(EXERCISE DIRECTIONS):
Copy each line that contains the string "without".
--- Start of DATASET ENTRIES ---
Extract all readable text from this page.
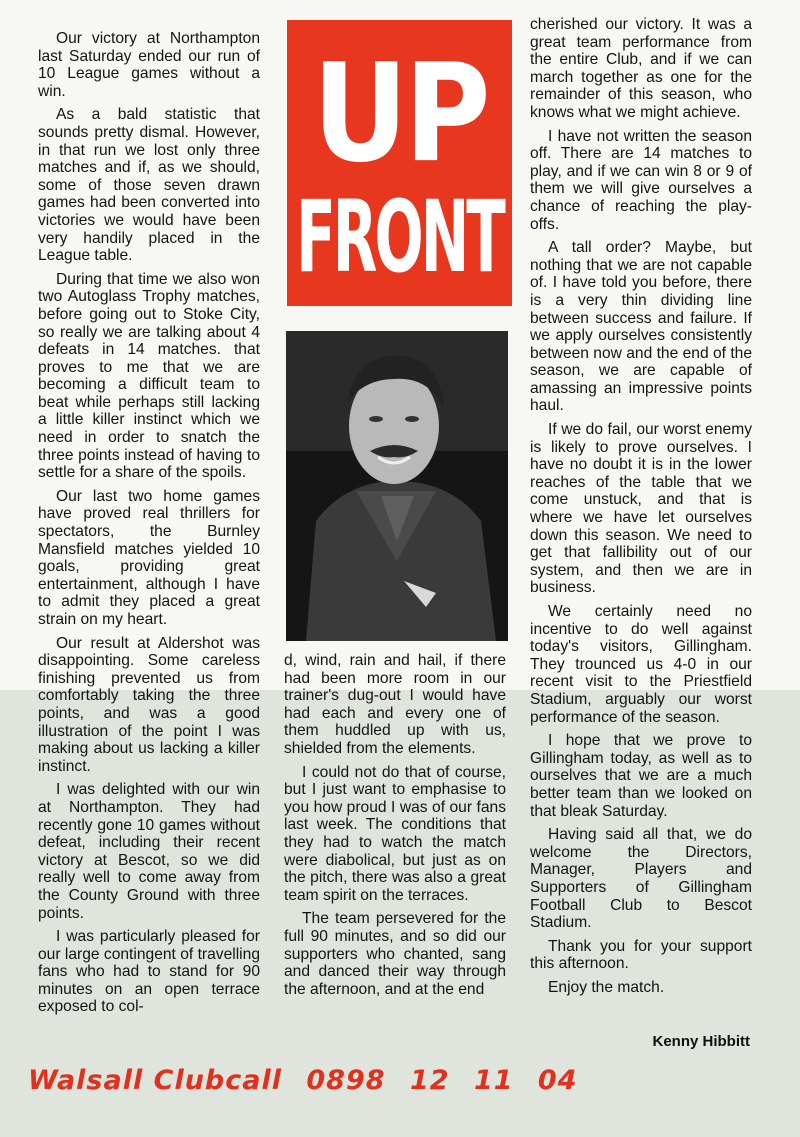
Our victory at Northampton last Saturday ended our run of 10 League games without a win.

As a bald statistic that sounds pretty dismal. However, in that run we lost only three matches and if, as we should, some of those seven drawn games had been converted into victories we would have been very handily placed in the League table.

During that time we also won two Autoglass Trophy matches, before going out to Stoke City, so really we are talking about 4 defeats in 14 matches. that proves to me that we are becoming a difficult team to beat while perhaps still lacking a little killer instinct which we need in order to snatch the three points instead of having to settle for a share of the spoils.

Our last two home games have proved real thrillers for spectators, the Burnley Mansfield matches yielded 10 goals, providing great entertainment, although I have to admit they placed a great strain on my heart.

Our result at Aldershot was disappointing. Some careless finishing prevented us from comfortably taking the three points, and was a good illustration of the point I was making about us lacking a killer instinct.

I was delighted with our win at Northampton. They had recently gone 10 games without defeat, including their recent victory at Bescot, so we did really well to come away from the County Ground with three points.

I was particularly pleased for our large contingent of travelling fans who had to stand for 90 minutes on an open terrace exposed to col-

UP
FRONT

d, wind, rain and hail, if there had been more room in our trainer's dug-out I would have had each and every one of them huddled up with us, shielded from the elements.

I could not do that of course, but I just want to emphasise to you how proud I was of our fans last week. The conditions that they had to watch the match were diabolical, but just as on the pitch, there was also a great team spirit on the terraces.

The team persevered for the full 90 minutes, and so did our supporters who chanted, sang and danced their way through the afternoon, and at the end

cherished our victory. It was a great team performance from the entire Club, and if we can march together as one for the remainder of this season, who knows what we might achieve.

I have not written the season off. There are 14 matches to play, and if we can win 8 or 9 of them we will give ourselves a chance of reaching the play-offs.

A tall order? Maybe, but nothing that we are not capable of. I have told you before, there is a very thin dividing line between success and failure. If we apply ourselves consistently between now and the end of the season, we are capable of amassing an impressive points haul.

If we do fail, our worst enemy is likely to prove ourselves. I have no doubt it is in the lower reaches of the table that we come unstuck, and that is where we have let ourselves down this season. We need to get that fallibility out of our system, and then we are in business.

We certainly need no incentive to do well against today's visitors, Gillingham. They trounced us 4-0 in our recent visit to the Priestfield Stadium, arguably our worst performance of the season.

I hope that we prove to Gillingham today, as well as to ourselves that we are a much better team than we looked on that bleak Saturday.

Having said all that, we do welcome the Directors, Manager, Players and Supporters of Gillingham Football Club to Bescot Stadium.

Thank you for your support this afternoon.

Enjoy the match.

Kenny Hibbitt
Walsall Clubcall 0898 12 11 04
--- End of DATASET ENTRIES ---
(ANSWER TO THIS EXERCISE):
Our victory at Northampton last Saturday ended our run of 10 League games without a win.
I was delighted with our win at Northampton. They had recently gone 10 games without defeat, including their recent victory at Bescot, so we did really well to come away from the County Ground with three points.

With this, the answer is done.